> _Stored data entries_

▼▼▼

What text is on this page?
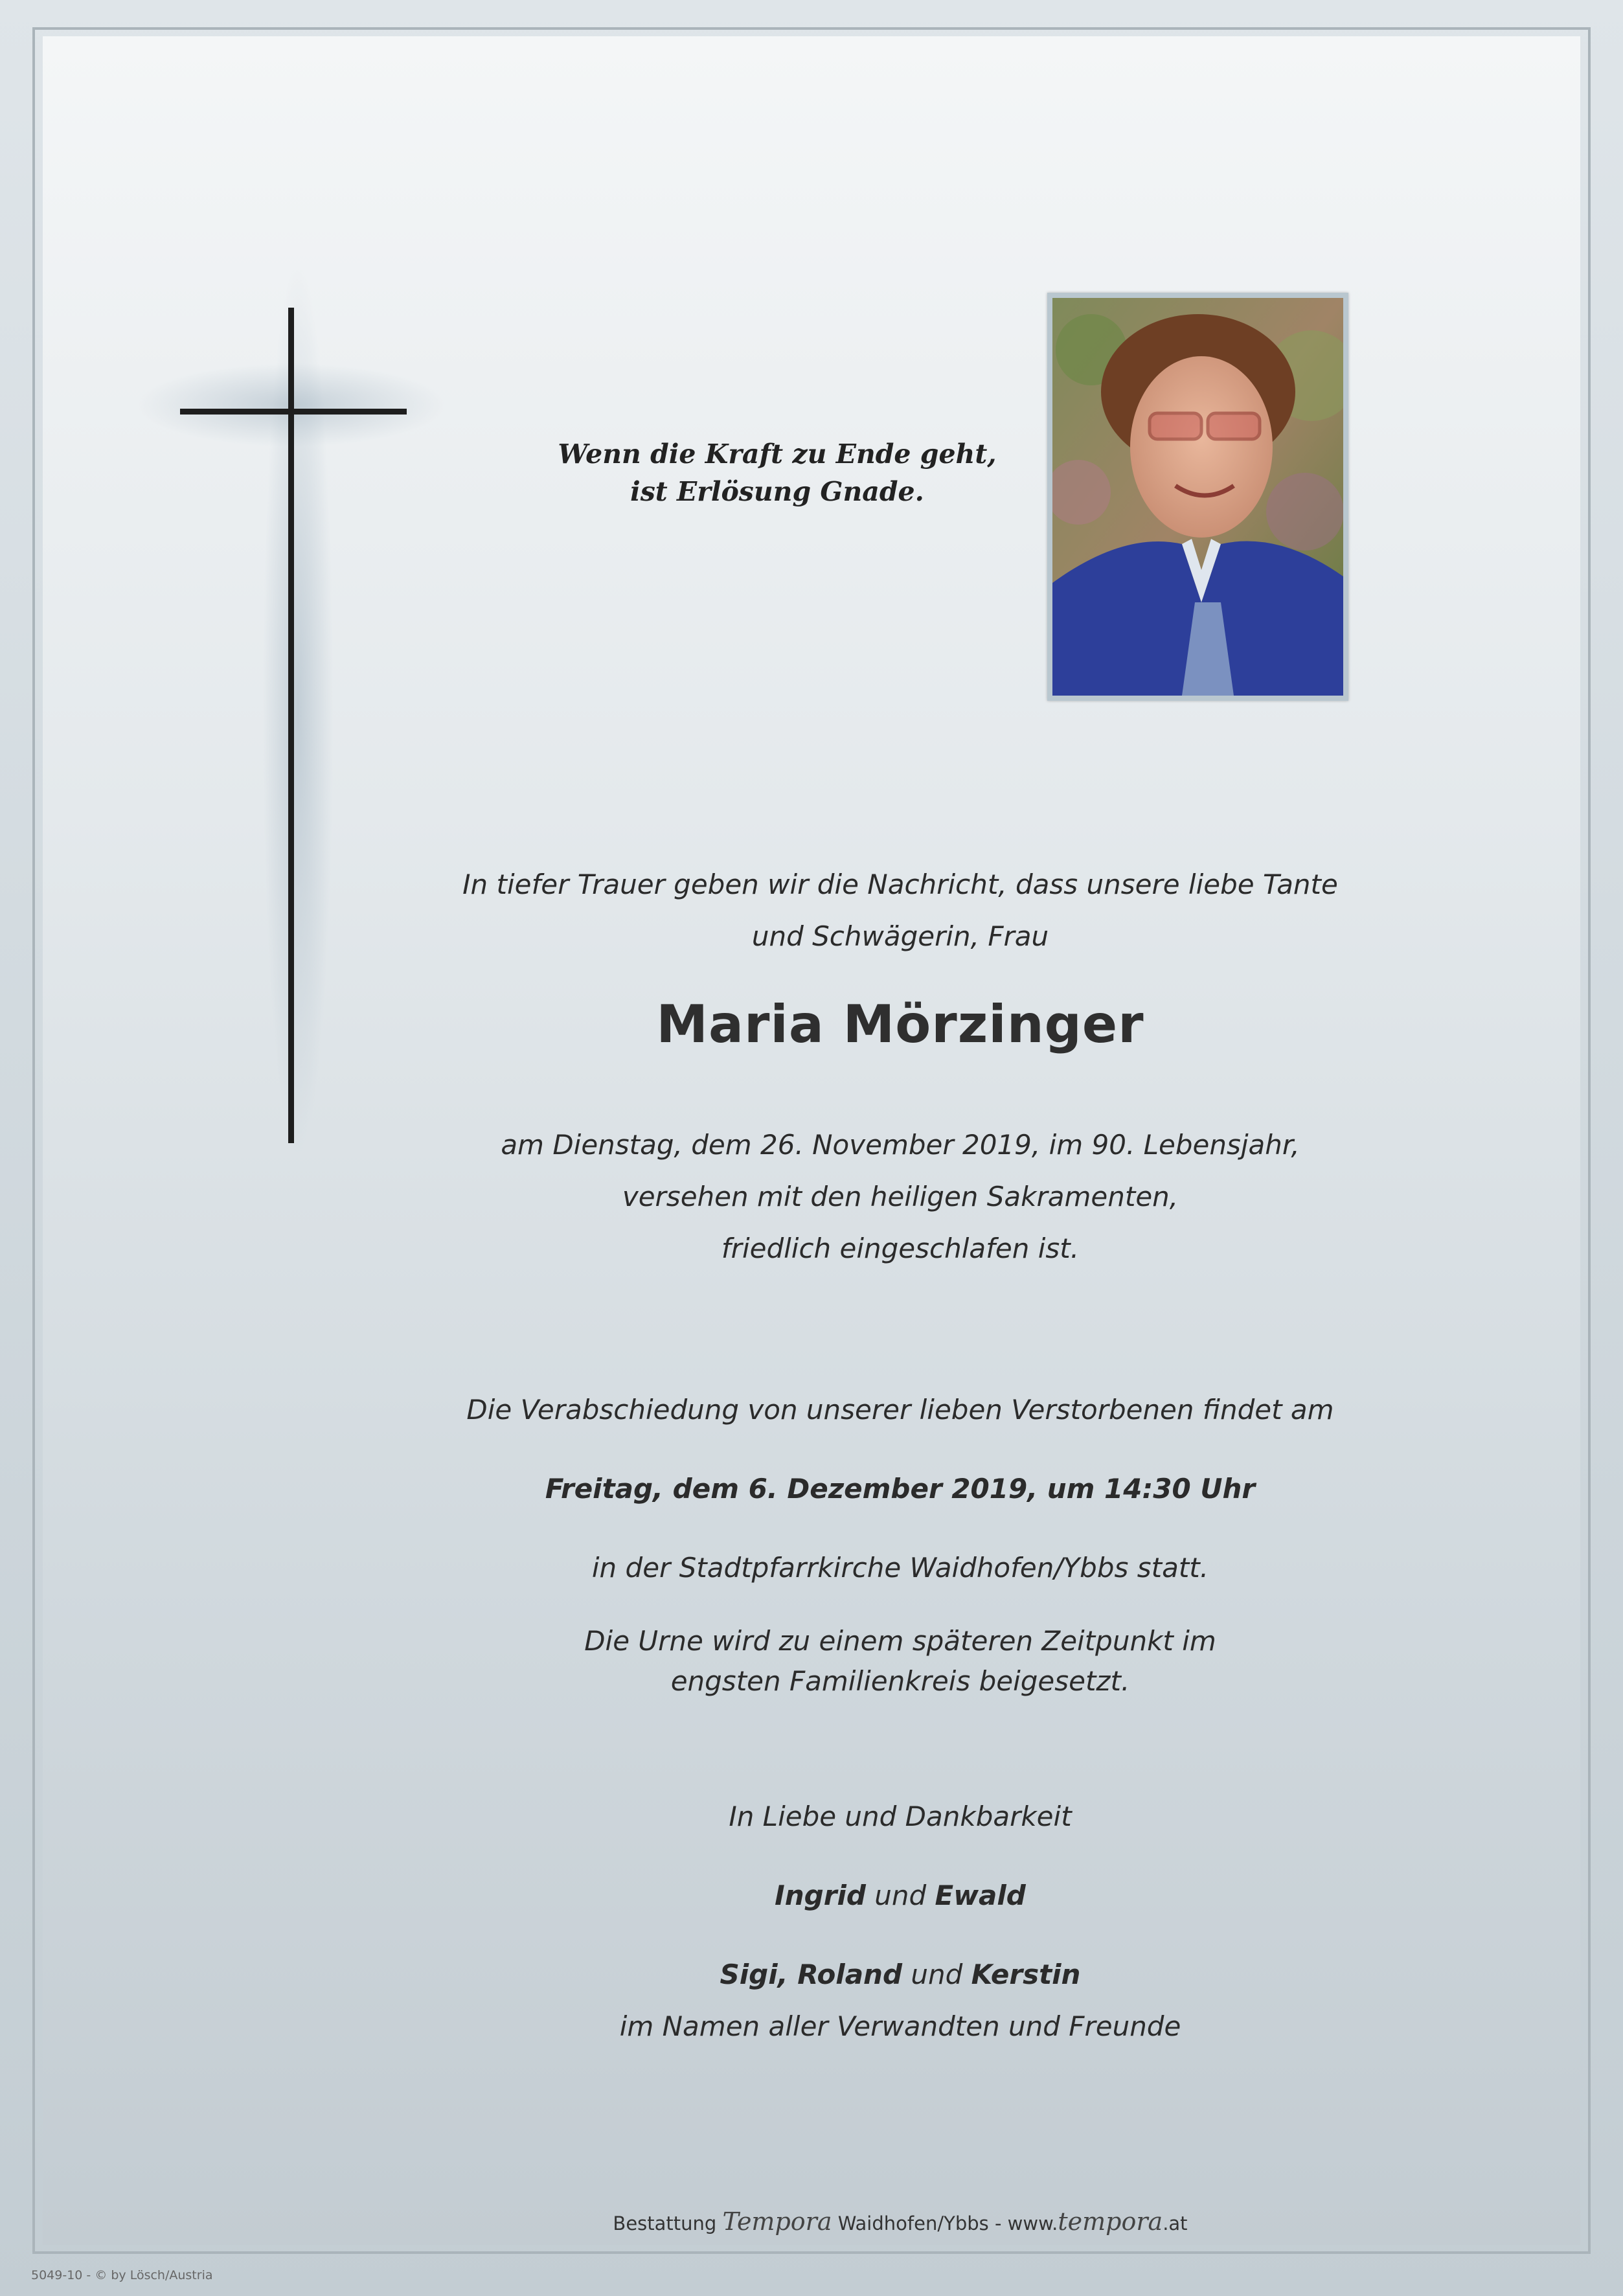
Wenn die Kraft zu Ende geht,
ist Erlösung Gnade.
In tiefer Trauer geben wir die Nachricht, dass unsere liebe Tante
und Schwägerin, Frau
Maria Mörzinger
am Dienstag, dem 26. November 2019, im 90. Lebensjahr,
versehen mit den heiligen Sakramenten,
friedlich eingeschlafen ist.
Die Verabschiedung von unserer lieben Verstorbenen findet am
Freitag, dem 6. Dezember 2019, um 14:30 Uhr
in der Stadtpfarrkirche Waidhofen/Ybbs statt.
Die Urne wird zu einem späteren Zeitpunkt im
engsten Familienkreis beigesetzt.
In Liebe und Dankbarkeit
Ingrid und Ewald
Sigi, Roland und Kerstin
im Namen aller Verwandten und Freunde
Bestattung Tempora Waidhofen/Ybbs - www.tempora.at
5049-10 - © by Lösch/Austria
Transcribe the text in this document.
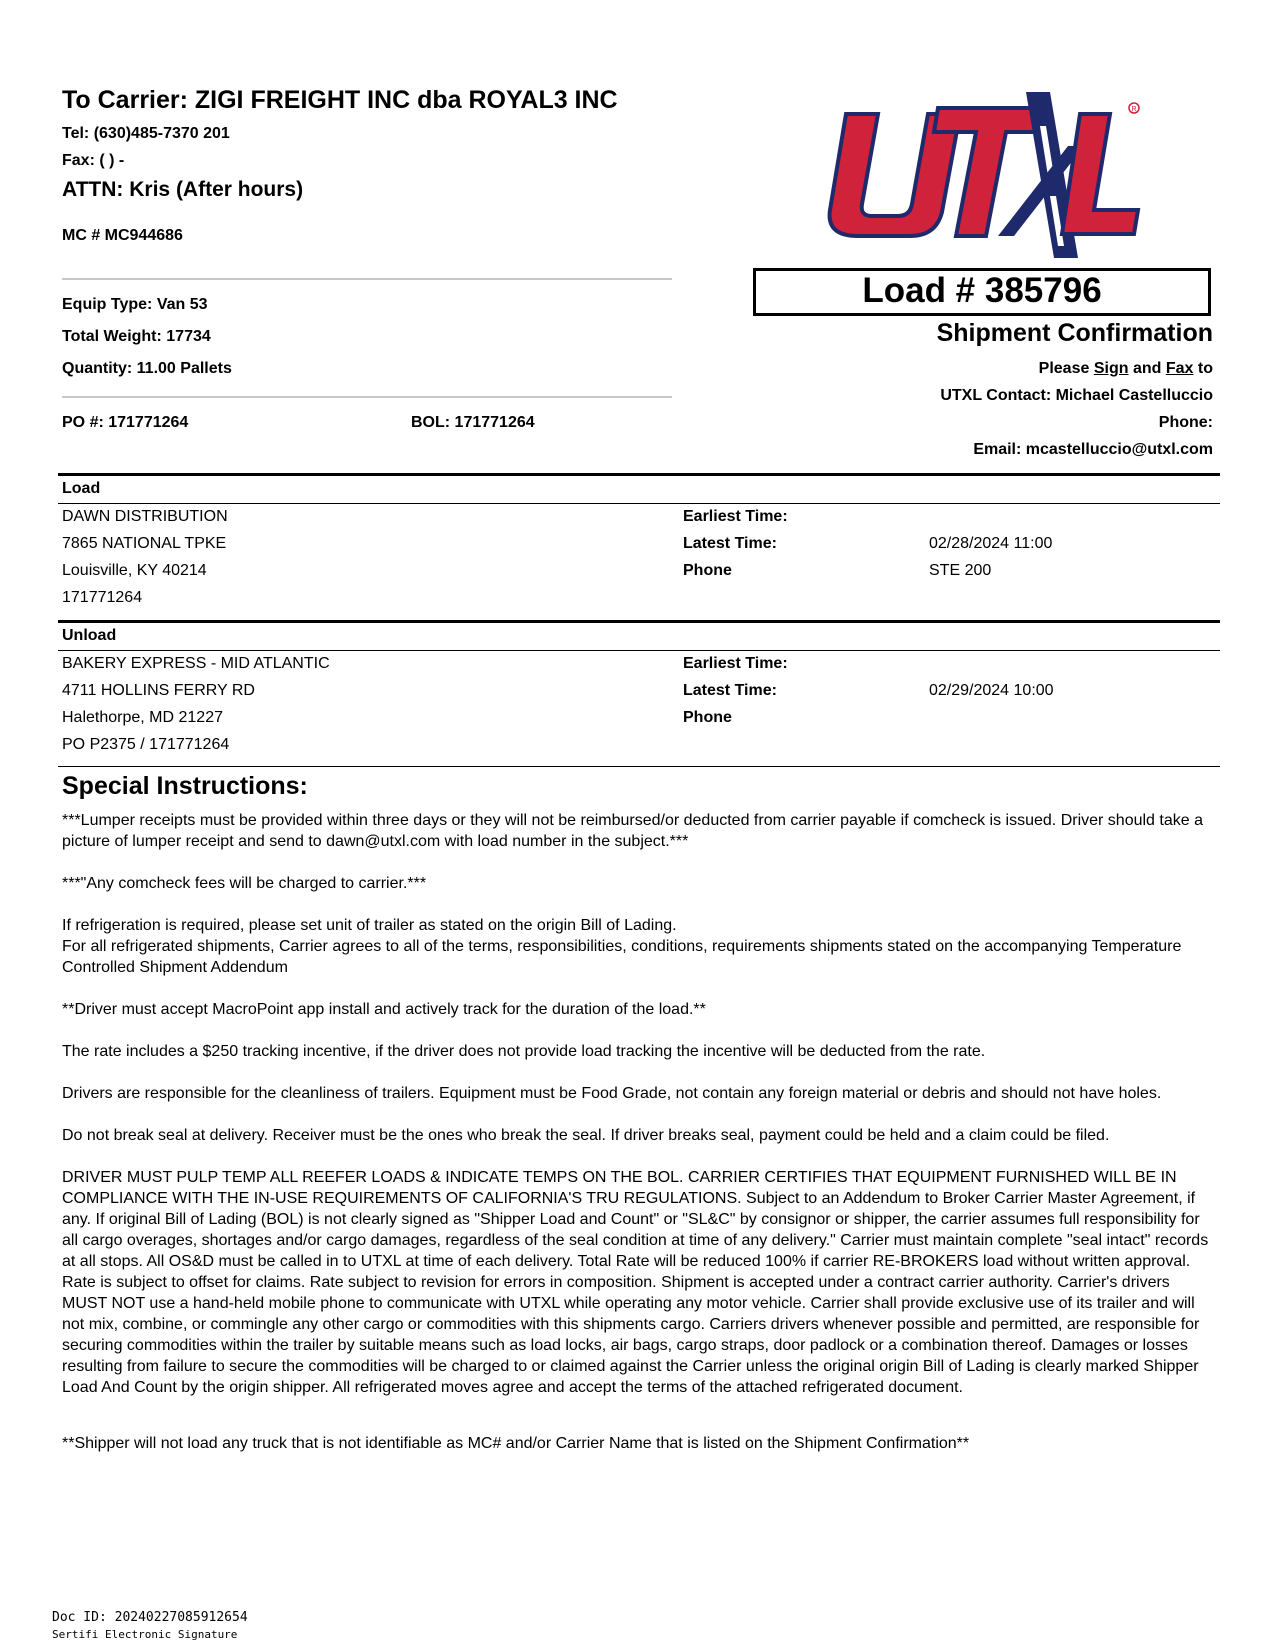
To Carrier: ZIGI FREIGHT INC dba ROYAL3 INC
Tel: (630)485-7370 201
Fax: ( ) -
ATTN: Kris (After hours)
MC # MC944686
Equip Type: Van 53
Total Weight: 17734
Quantity: 11.00 Pallets
PO #: 171771264	BOL: 171771264
R
Load # 385796
Shipment Confirmation
Please Sign and Fax to
UTXL Contact: Michael Castelluccio
Phone:
Email: mcastelluccio@utxl.com
Load
DAWN DISTRIBUTION
7865 NATIONAL TPKE
Louisville, KY 40214
171771264
Earliest Time:
Latest Time:	02/28/2024 11:00
Phone	STE 200
Unload
BAKERY EXPRESS - MID ATLANTIC
4711 HOLLINS FERRY RD
Halethorpe, MD 21227
PO P2375 / 171771264
Earliest Time:
Latest Time:	02/29/2024 10:00
Phone
Special Instructions:

***Lumper receipts must be provided within three days or they will not be reimbursed/or deducted from carrier payable if comcheck is issued. Driver should take a picture of lumper receipt and send to dawn@utxl.com with load number in the subject.***

***"Any comcheck fees will be charged to carrier.***

If refrigeration is required, please set unit of trailer as stated on the origin Bill of Lading.
For all refrigerated shipments, Carrier agrees to all of the terms, responsibilities, conditions, requirements shipments stated on the accompanying Temperature Controlled Shipment Addendum

**Driver must accept MacroPoint app install and actively track for the duration of the load.**

The rate includes a $250 tracking incentive, if the driver does not provide load tracking the incentive will be deducted from the rate.

Drivers are responsible for the cleanliness of trailers. Equipment must be Food Grade, not contain any foreign material or debris and should not have holes.

Do not break seal at delivery. Receiver must be the ones who break the seal. If driver breaks seal, payment could be held and a claim could be filed.

DRIVER MUST PULP TEMP ALL REEFER LOADS & INDICATE TEMPS ON THE BOL. CARRIER CERTIFIES THAT EQUIPMENT FURNISHED WILL BE IN COMPLIANCE WITH THE IN-USE REQUIREMENTS OF CALIFORNIA'S TRU REGULATIONS. Subject to an Addendum to Broker Carrier Master Agreement, if any. If original Bill of Lading (BOL) is not clearly signed as "Shipper Load and Count" or "SL&C" by consignor or shipper, the carrier assumes full responsibility for all cargo overages, shortages and/or cargo damages, regardless of the seal condition at time of any delivery." Carrier must maintain complete "seal intact" records at all stops. All OS&D must be called in to UTXL at time of each delivery. Total Rate will be reduced 100% if carrier RE-BROKERS load without written approval. Rate is subject to offset for claims. Rate subject to revision for errors in composition. Shipment is accepted under a contract carrier authority. Carrier's drivers MUST NOT use a hand-held mobile phone to communicate with UTXL while operating any motor vehicle. Carrier shall provide exclusive use of its trailer and will not mix, combine, or commingle any other cargo or commodities with this shipments cargo. Carriers drivers whenever possible and permitted, are responsible for securing commodities within the trailer by suitable means such as load locks, air bags, cargo straps, door padlock or a combination thereof. Damages or losses resulting from failure to secure the commodities will be charged to or claimed against the Carrier unless the original origin Bill of Lading is clearly marked Shipper Load And Count by the origin shipper. All refrigerated moves agree and accept the terms of the attached refrigerated document.

**Shipper will not load any truck that is not identifiable as MC# and/or Carrier Name that is listed on the Shipment Confirmation**

Doc ID: 20240227085912654
Sertifi Electronic Signature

▲▲▲

> _What you have to do_
Transcribe the preceding listing in its entirety and with exact wording, leaving out pictures.

> _The completed task_
What text is on this page?
Wenn die Kraft zu Ende geht,
ist Erlösung Gnade.
In tiefer Trauer geben wir die Nachricht, dass unsere liebe Tante
und Schwägerin, Frau
Maria Mörzinger
am Dienstag, dem 26. November 2019, im 90. Lebensjahr,
versehen mit den heiligen Sakramenten,
friedlich eingeschlafen ist.
Die Verabschiedung von unserer lieben Verstorbenen findet am
Freitag, dem 6. Dezember 2019, um 14:30 Uhr
in der Stadtpfarrkirche Waidhofen/Ybbs statt.
Die Urne wird zu einem späteren Zeitpunkt im
engsten Familienkreis beigesetzt.
In Liebe und Dankbarkeit
Ingrid und Ewald
Sigi, Roland und Kerstin
im Namen aller Verwandten und Freunde
Bestattung Tempora Waidhofen/Ybbs - www.tempora.at
5049-10 - © by Lösch/Austria
Transcribe the text in this document.
To Carrier: ZIGI FREIGHT INC dba ROYAL3 INC
Tel: (630)485-7370 201
Fax: ( ) -
ATTN: Kris (After hours)
MC # MC944686
Equip Type: Van 53
Total Weight: 17734
Quantity: 11.00 Pallets
PO #: 171771264	BOL: 171771264
R
Load # 385796
Shipment Confirmation
Please Sign and Fax to
UTXL Contact: Michael Castelluccio
Phone:
Email: mcastelluccio@utxl.com
Load
DAWN DISTRIBUTION
7865 NATIONAL TPKE
Louisville, KY 40214
171771264
Earliest Time:
Latest Time:	02/28/2024 11:00
Phone	STE 200
Unload
BAKERY EXPRESS - MID ATLANTIC
4711 HOLLINS FERRY RD
Halethorpe, MD 21227
PO P2375 / 171771264
Earliest Time:
Latest Time:	02/29/2024 10:00
Phone
Special Instructions:

***Lumper receipts must be provided within three days or they will not be reimbursed/or deducted from carrier payable if comcheck is issued. Driver should take a picture of lumper receipt and send to dawn@utxl.com with load number in the subject.***

***"Any comcheck fees will be charged to carrier.***

If refrigeration is required, please set unit of trailer as stated on the origin Bill of Lading.
For all refrigerated shipments, Carrier agrees to all of the terms, responsibilities, conditions, requirements shipments stated on the accompanying Temperature Controlled Shipment Addendum

**Driver must accept MacroPoint app install and actively track for the duration of the load.**

The rate includes a $250 tracking incentive, if the driver does not provide load tracking the incentive will be deducted from the rate.

Drivers are responsible for the cleanliness of trailers. Equipment must be Food Grade, not contain any foreign material or debris and should not have holes.

Do not break seal at delivery. Receiver must be the ones who break the seal. If driver breaks seal, payment could be held and a claim could be filed.

DRIVER MUST PULP TEMP ALL REEFER LOADS & INDICATE TEMPS ON THE BOL. CARRIER CERTIFIES THAT EQUIPMENT FURNISHED WILL BE IN COMPLIANCE WITH THE IN-USE REQUIREMENTS OF CALIFORNIA'S TRU REGULATIONS. Subject to an Addendum to Broker Carrier Master Agreement, if any. If original Bill of Lading (BOL) is not clearly signed as "Shipper Load and Count" or "SL&C" by consignor or shipper, the carrier assumes full responsibility for all cargo overages, shortages and/or cargo damages, regardless of the seal condition at time of any delivery." Carrier must maintain complete "seal intact" records at all stops. All OS&D must be called in to UTXL at time of each delivery. Total Rate will be reduced 100% if carrier RE-BROKERS load without written approval. Rate is subject to offset for claims. Rate subject to revision for errors in composition. Shipment is accepted under a contract carrier authority. Carrier's drivers MUST NOT use a hand-held mobile phone to communicate with UTXL while operating any motor vehicle. Carrier shall provide exclusive use of its trailer and will not mix, combine, or commingle any other cargo or commodities with this shipments cargo. Carriers drivers whenever possible and permitted, are responsible for securing commodities within the trailer by suitable means such as load locks, air bags, cargo straps, door padlock or a combination thereof. Damages or losses resulting from failure to secure the commodities will be charged to or claimed against the Carrier unless the original origin Bill of Lading is clearly marked Shipper Load And Count by the origin shipper. All refrigerated moves agree and accept the terms of the attached refrigerated document.

**Shipper will not load any truck that is not identifiable as MC# and/or Carrier Name that is listed on the Shipment Confirmation**

Doc ID: 20240227085912654
Sertifi Electronic Signature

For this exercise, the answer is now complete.